------ Entries

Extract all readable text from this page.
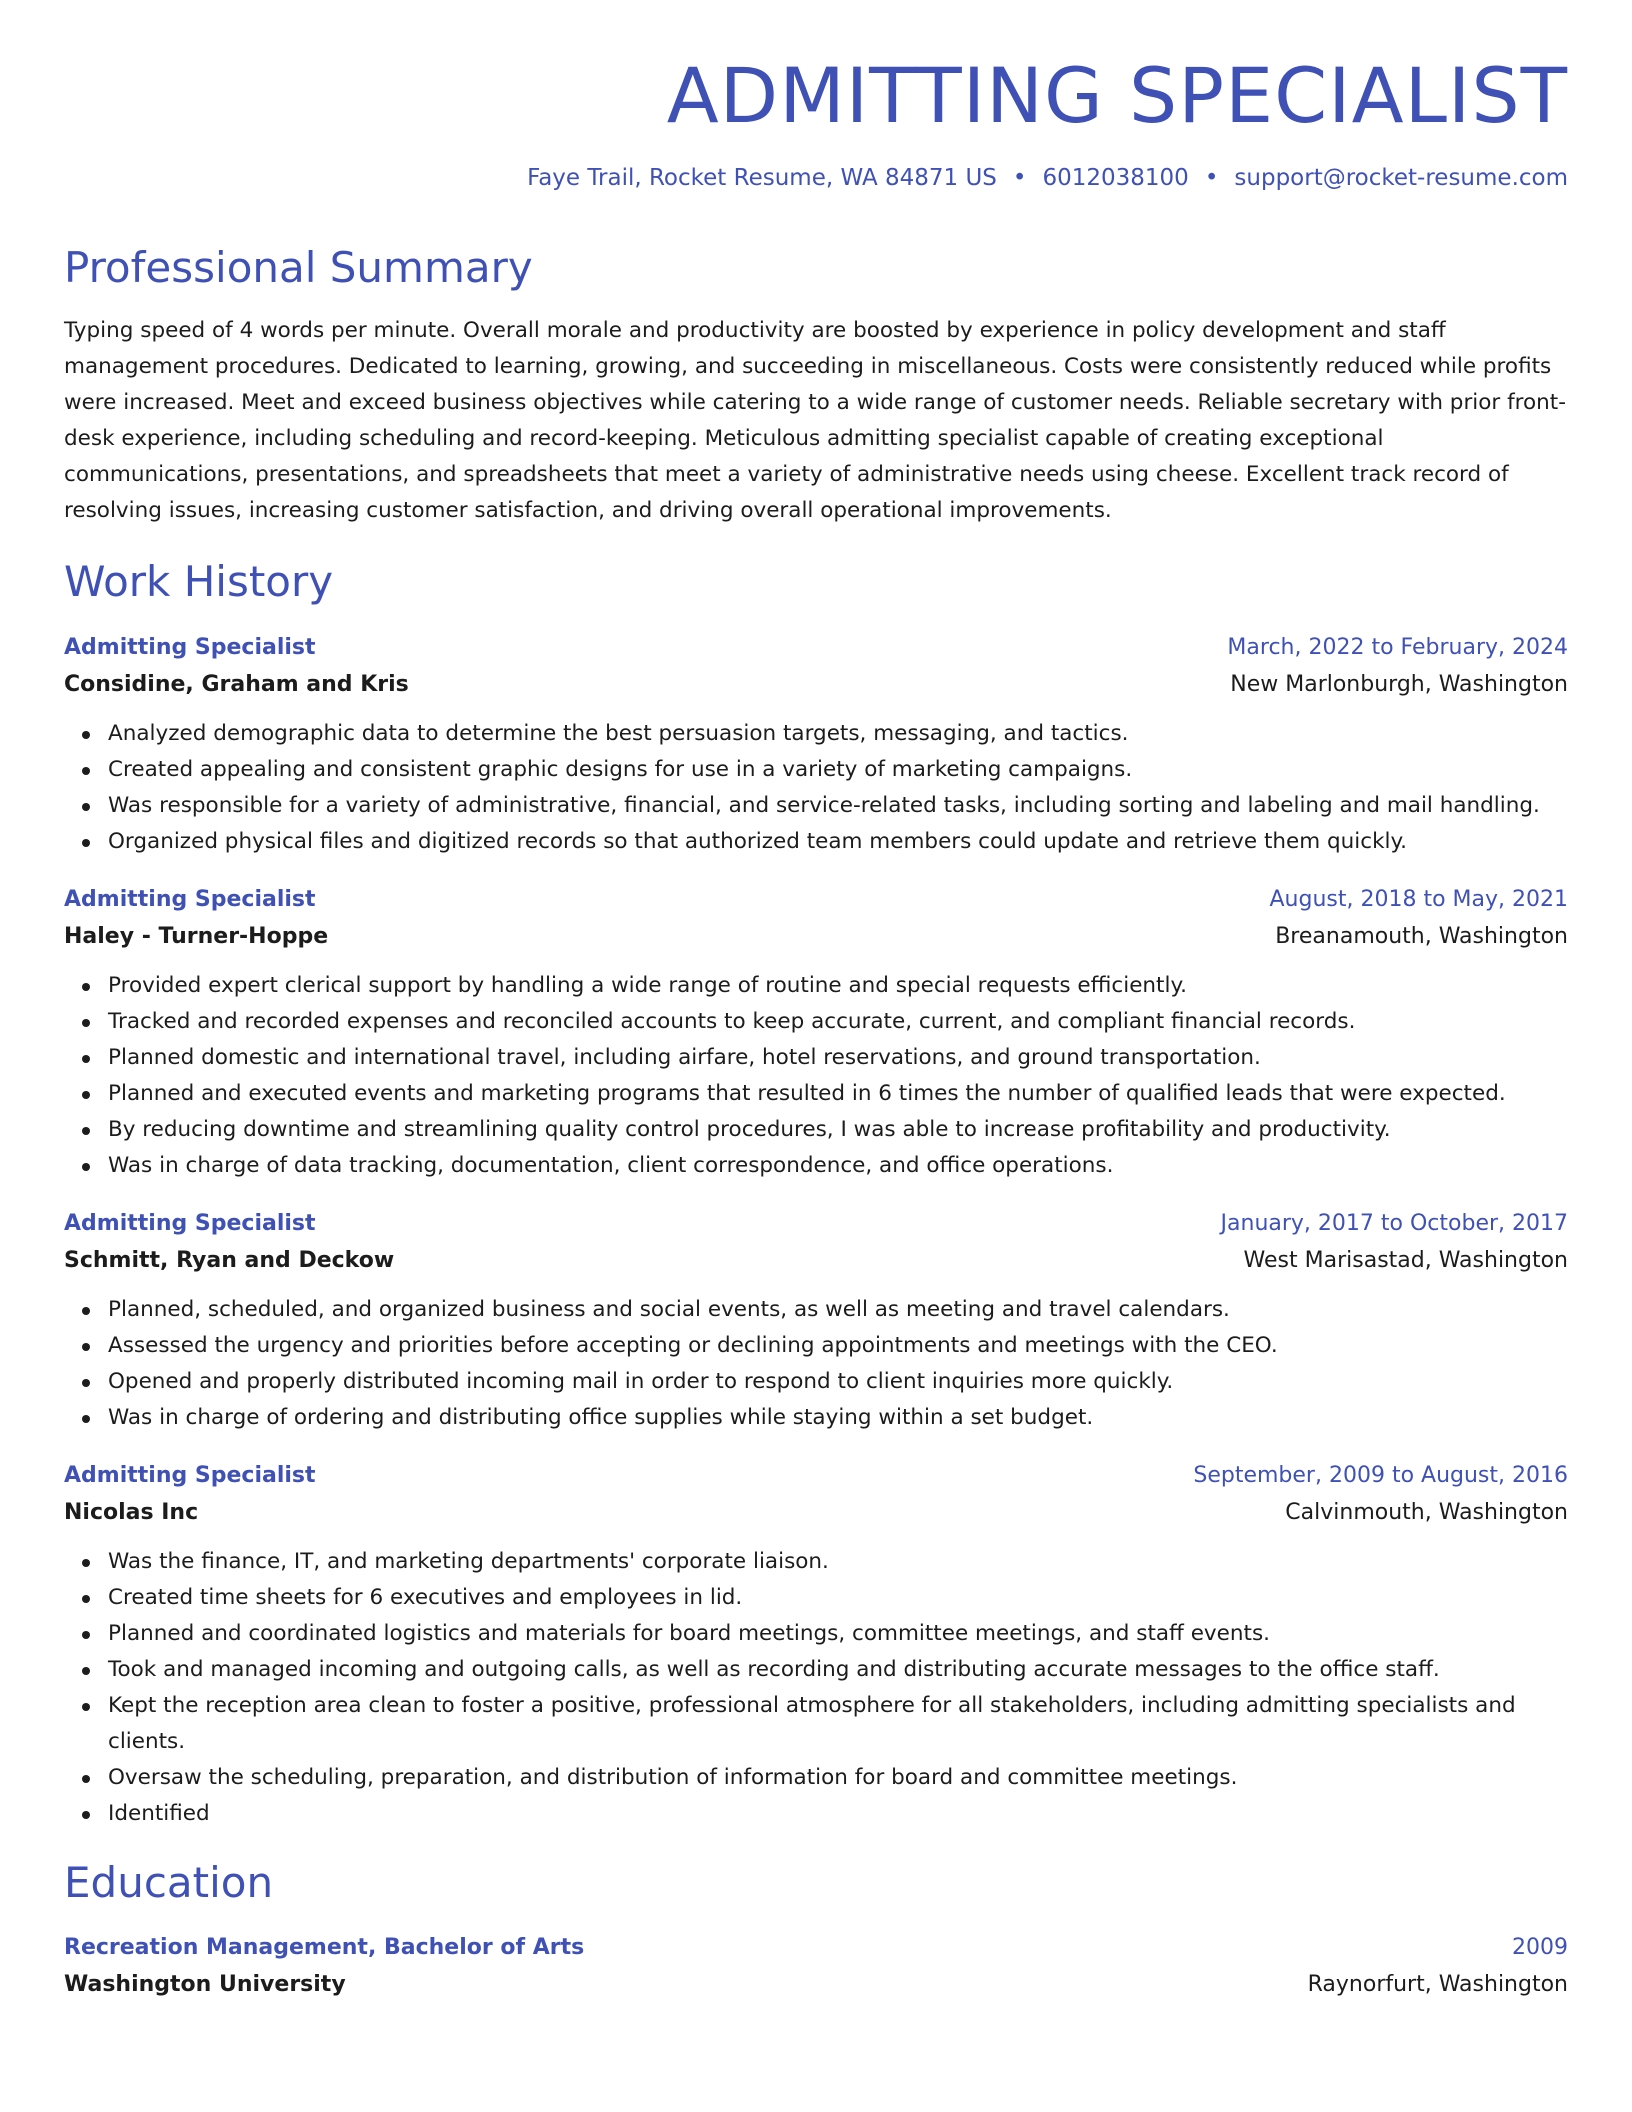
ADMITTING SPECIALIST
Faye Trail, Rocket Resume, WA 84871 US • 6012038100 • support@rocket-resume.com
Professional Summary

Typing speed of 4 words per minute. Overall morale and productivity are boosted by experience in policy development and staff management procedures. Dedicated to learning, growing, and succeeding in miscellaneous. Costs were consistently reduced while profits were increased. Meet and exceed business objectives while catering to a wide range of customer needs. Reliable secretary with prior front-desk experience, including scheduling and record-keeping. Meticulous admitting specialist capable of creating exceptional communications, presentations, and spreadsheets that meet a variety of administrative needs using cheese. Excellent track record of resolving issues, increasing customer satisfaction, and driving overall operational improvements.

Work History
Admitting Specialist	March, 2022 to February, 2024
Considine, Graham and Kris	New Marlonburgh, Washington
Analyzed demographic data to determine the best persuasion targets, messaging, and tactics.
Created appealing and consistent graphic designs for use in a variety of marketing campaigns.
Was responsible for a variety of administrative, financial, and service-related tasks, including sorting and labeling and mail handling.
Organized physical files and digitized records so that authorized team members could update and retrieve them quickly.
Admitting Specialist	August, 2018 to May, 2021
Haley - Turner-Hoppe	Breanamouth, Washington
Provided expert clerical support by handling a wide range of routine and special requests efficiently.
Tracked and recorded expenses and reconciled accounts to keep accurate, current, and compliant financial records.
Planned domestic and international travel, including airfare, hotel reservations, and ground transportation.
Planned and executed events and marketing programs that resulted in 6 times the number of qualified leads that were expected.
By reducing downtime and streamlining quality control procedures, I was able to increase profitability and productivity.
Was in charge of data tracking, documentation, client correspondence, and office operations.
Admitting Specialist	January, 2017 to October, 2017
Schmitt, Ryan and Deckow	West Marisastad, Washington
Planned, scheduled, and organized business and social events, as well as meeting and travel calendars.
Assessed the urgency and priorities before accepting or declining appointments and meetings with the CEO.
Opened and properly distributed incoming mail in order to respond to client inquiries more quickly.
Was in charge of ordering and distributing office supplies while staying within a set budget.
Admitting Specialist	September, 2009 to August, 2016
Nicolas Inc	Calvinmouth, Washington
Was the finance, IT, and marketing departments' corporate liaison.
Created time sheets for 6 executives and employees in lid.
Planned and coordinated logistics and materials for board meetings, committee meetings, and staff events.
Took and managed incoming and outgoing calls, as well as recording and distributing accurate messages to the office staff.
Kept the reception area clean to foster a positive, professional atmosphere for all stakeholders, including admitting specialists and clients.
Oversaw the scheduling, preparation, and distribution of information for board and committee meetings.
Identified
Education
Recreation Management, Bachelor of Arts	2009
Washington University	Raynorfurt, Washington
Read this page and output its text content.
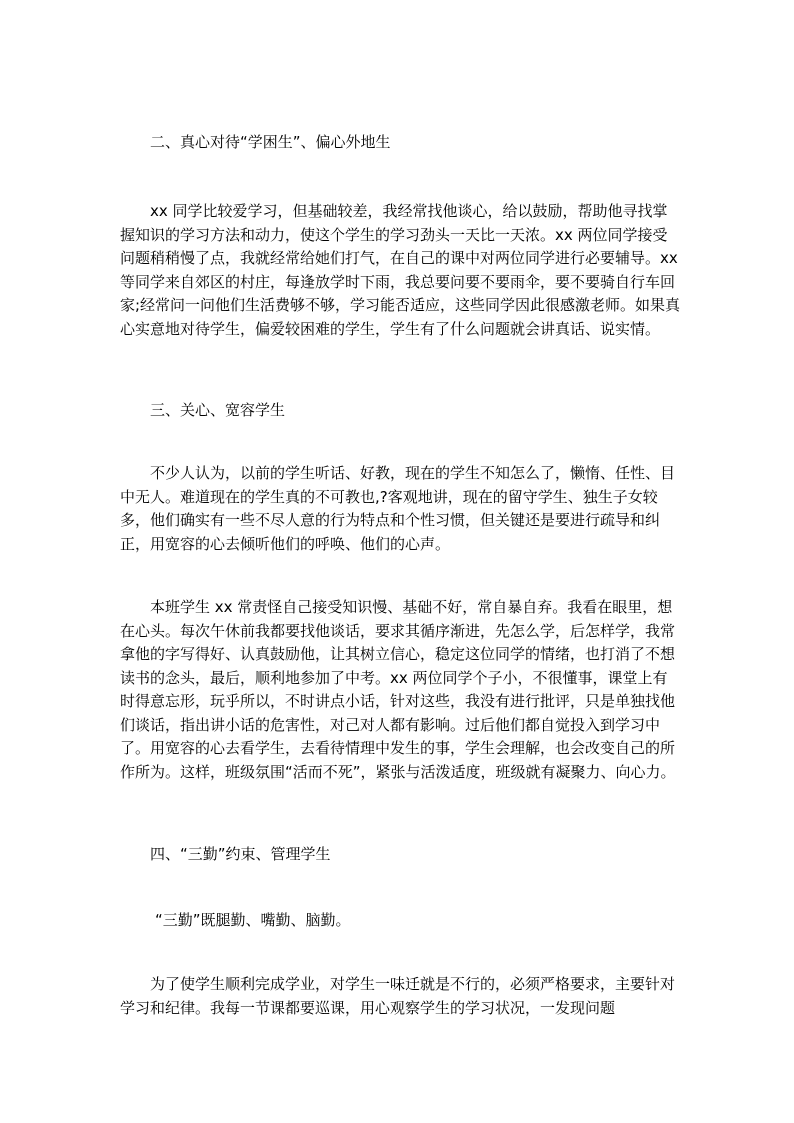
二、真心对待“学困生”、偏心外地生

xx 同学比较爱学习，但基础较差，我经常找他谈心，给以鼓励，帮助他寻找掌握知识的学习方法和动力，使这个学生的学习劲头一天比一天浓。xx 两位同学接受问题稍稍慢了点，我就经常给她们打气，在自己的课中对两位同学进行必要辅导。xx 等同学来自郊区的村庄，每逢放学时下雨，我总要问要不要雨伞，要不要骑自行车回家;经常问一问他们生活费够不够，学习能否适应，这些同学因此很感激老师。如果真心实意地对待学生，偏爱较困难的学生，学生有了什么问题就会讲真话、说实情。

三、关心、宽容学生

不少人认为，以前的学生听话、好教，现在的学生不知怎么了，懒惰、任性、目中无人。难道现在的学生真的不可教也,?客观地讲，现在的留守学生、独生子女较多，他们确实有一些不尽人意的行为特点和个性习惯，但关键还是要进行疏导和纠正，用宽容的心去倾听他们的呼唤、他们的心声。

本班学生 xx 常责怪自己接受知识慢、基础不好，常自暴自弃。我看在眼里，想在心头。每次午休前我都要找他谈话，要求其循序渐进，先怎么学，后怎样学，我常拿他的字写得好、认真鼓励他，让其树立信心，稳定这位同学的情绪，也打消了不想读书的念头，最后，顺利地参加了中考。xx 两位同学个子小，不很懂事，课堂上有时得意忘形，玩乎所以，不时讲点小话，针对这些，我没有进行批评，只是单独找他们谈话，指出讲小话的危害性，对己对人都有影响。过后他们都自觉投入到学习中了。用宽容的心去看学生，去看待情理中发生的事，学生会理解，也会改变自己的所作所为。这样，班级氛围“活而不死”，紧张与活泼适度，班级就有凝聚力、向心力。

四、“三勤”约束、管理学生

“三勤”既腿勤、嘴勤、脑勤。

为了使学生顺利完成学业，对学生一味迁就是不行的，必须严格要求，主要针对学习和纪律。我每一节课都要巡课，用心观察学生的学习状况，一发现问题
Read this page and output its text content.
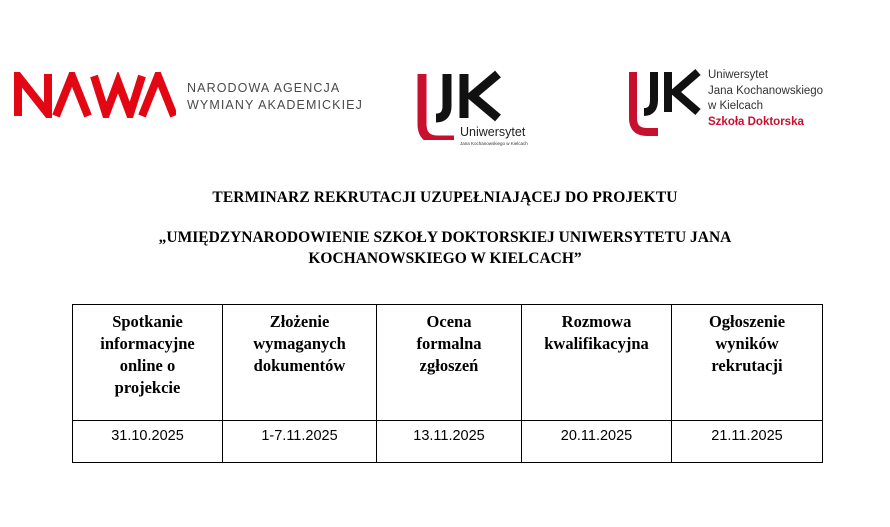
NARODOWA AGENCJA
WYMIANY AKADEMICKIEJ
Uniwersytet
Jana Kochanowskiego w Kielcach
Uniwersytet
Jana Kochanowskiego
w Kielcach
Szkoła Doktorska
TERMINARZ REKRUTACJI UZUPEŁNIAJĄCEJ DO PROJEKTU
„UMIĘDZYNARODOWIENIE SZKOŁY DOKTORSKIEJ UNIWERSYTETU JANA KOCHANOWSKIEGO W KIELCACH”
Spotkanie informacyjne online o projekcie	Złożenie wymaganych dokumentów	Ocena formalna zgłoszeń	Rozmowa kwalifikacyjna	Ogłoszenie wyników rekrutacji

31.10.2025	1-7.11.2025	13.11.2025	20.11.2025	21.11.2025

------------

The exercise » Pull out the lines above in which the word "handling" appears.

Finished task »
Was responsible for a variety of administrative, financial, and service-related tasks, including sorting and labeling and mail handling.
Provided expert clerical support by handling a wide range of routine and special requests efficiently.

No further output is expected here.